**What you are asked to do**
Retype the entries character for character, starting from their first line and ending with the line that contains "data-point: [1760, 295, 1772, 307]".

**Provided data**
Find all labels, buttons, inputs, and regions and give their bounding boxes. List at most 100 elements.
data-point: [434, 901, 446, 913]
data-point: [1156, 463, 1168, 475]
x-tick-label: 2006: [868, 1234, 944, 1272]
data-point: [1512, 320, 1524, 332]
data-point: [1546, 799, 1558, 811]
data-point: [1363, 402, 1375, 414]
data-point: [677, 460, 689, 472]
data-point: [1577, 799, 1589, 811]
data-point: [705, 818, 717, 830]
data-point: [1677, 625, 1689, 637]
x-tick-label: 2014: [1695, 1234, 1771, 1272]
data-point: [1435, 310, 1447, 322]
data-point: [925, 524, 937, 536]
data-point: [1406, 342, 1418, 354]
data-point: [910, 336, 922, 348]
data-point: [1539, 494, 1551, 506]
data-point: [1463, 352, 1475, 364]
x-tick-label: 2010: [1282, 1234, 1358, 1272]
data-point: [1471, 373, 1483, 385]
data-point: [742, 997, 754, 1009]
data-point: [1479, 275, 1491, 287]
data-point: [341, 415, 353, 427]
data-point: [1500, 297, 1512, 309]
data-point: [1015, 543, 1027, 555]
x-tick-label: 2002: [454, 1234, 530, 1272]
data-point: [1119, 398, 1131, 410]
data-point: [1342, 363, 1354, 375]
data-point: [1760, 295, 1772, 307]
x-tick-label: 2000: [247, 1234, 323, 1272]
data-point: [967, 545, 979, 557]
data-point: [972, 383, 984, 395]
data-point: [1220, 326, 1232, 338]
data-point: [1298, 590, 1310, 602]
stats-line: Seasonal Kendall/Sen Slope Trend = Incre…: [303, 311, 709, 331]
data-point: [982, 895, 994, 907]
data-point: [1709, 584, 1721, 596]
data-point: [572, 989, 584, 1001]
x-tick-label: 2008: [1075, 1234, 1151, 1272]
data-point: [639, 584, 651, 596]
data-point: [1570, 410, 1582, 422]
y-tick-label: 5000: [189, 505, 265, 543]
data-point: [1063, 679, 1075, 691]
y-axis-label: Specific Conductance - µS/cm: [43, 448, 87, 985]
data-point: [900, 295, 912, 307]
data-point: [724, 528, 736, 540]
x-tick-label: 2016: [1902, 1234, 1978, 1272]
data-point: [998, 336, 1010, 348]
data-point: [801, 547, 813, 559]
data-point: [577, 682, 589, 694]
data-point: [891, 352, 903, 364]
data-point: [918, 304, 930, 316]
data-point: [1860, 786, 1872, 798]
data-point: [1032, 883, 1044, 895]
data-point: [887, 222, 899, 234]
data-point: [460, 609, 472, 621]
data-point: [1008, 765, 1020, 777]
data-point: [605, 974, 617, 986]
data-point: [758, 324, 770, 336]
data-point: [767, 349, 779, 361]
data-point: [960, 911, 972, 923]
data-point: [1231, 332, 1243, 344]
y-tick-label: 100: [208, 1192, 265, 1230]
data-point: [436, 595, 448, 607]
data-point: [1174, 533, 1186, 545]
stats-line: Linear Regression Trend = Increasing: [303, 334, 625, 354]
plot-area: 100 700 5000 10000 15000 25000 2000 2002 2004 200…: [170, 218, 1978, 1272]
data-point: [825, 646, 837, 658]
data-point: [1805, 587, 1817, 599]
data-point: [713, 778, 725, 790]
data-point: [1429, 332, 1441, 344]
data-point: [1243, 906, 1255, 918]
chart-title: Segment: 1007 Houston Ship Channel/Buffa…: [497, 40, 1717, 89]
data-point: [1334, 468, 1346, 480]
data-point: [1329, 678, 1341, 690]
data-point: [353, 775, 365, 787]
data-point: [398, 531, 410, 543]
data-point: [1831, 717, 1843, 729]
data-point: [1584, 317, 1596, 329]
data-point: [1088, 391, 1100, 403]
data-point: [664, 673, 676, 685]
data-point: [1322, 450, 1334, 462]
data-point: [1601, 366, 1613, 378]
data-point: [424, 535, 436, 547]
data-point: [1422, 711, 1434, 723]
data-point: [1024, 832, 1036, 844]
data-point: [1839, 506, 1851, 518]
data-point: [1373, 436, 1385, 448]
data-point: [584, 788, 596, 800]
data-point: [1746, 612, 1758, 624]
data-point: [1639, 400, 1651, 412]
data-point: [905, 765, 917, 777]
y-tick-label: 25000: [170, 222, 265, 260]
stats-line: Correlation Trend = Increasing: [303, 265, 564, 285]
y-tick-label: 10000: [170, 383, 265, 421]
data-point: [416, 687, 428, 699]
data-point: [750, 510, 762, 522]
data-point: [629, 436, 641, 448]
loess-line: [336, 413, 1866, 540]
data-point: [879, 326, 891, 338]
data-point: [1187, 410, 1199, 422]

**Correct result**
Find all labels, buttons, inputs, and regions and give their bounding boxes. List at most 100 elements.
data-point: [434, 901, 446, 913]
data-point: [1156, 463, 1168, 475]
x-tick-label: 2006: [868, 1234, 944, 1272]
data-point: [1512, 320, 1524, 332]
data-point: [1546, 799, 1558, 811]
data-point: [1363, 402, 1375, 414]
data-point: [677, 460, 689, 472]
data-point: [1577, 799, 1589, 811]
data-point: [705, 818, 717, 830]
data-point: [1677, 625, 1689, 637]
x-tick-label: 2014: [1695, 1234, 1771, 1272]
data-point: [1435, 310, 1447, 322]
data-point: [925, 524, 937, 536]
data-point: [1406, 342, 1418, 354]
data-point: [910, 336, 922, 348]
data-point: [1539, 494, 1551, 506]
data-point: [1463, 352, 1475, 364]
x-tick-label: 2010: [1282, 1234, 1358, 1272]
data-point: [1471, 373, 1483, 385]
data-point: [742, 997, 754, 1009]
data-point: [1479, 275, 1491, 287]
data-point: [341, 415, 353, 427]
data-point: [1500, 297, 1512, 309]
data-point: [1015, 543, 1027, 555]
x-tick-label: 2002: [454, 1234, 530, 1272]
data-point: [1119, 398, 1131, 410]
data-point: [1342, 363, 1354, 375]
data-point: [1760, 295, 1772, 307]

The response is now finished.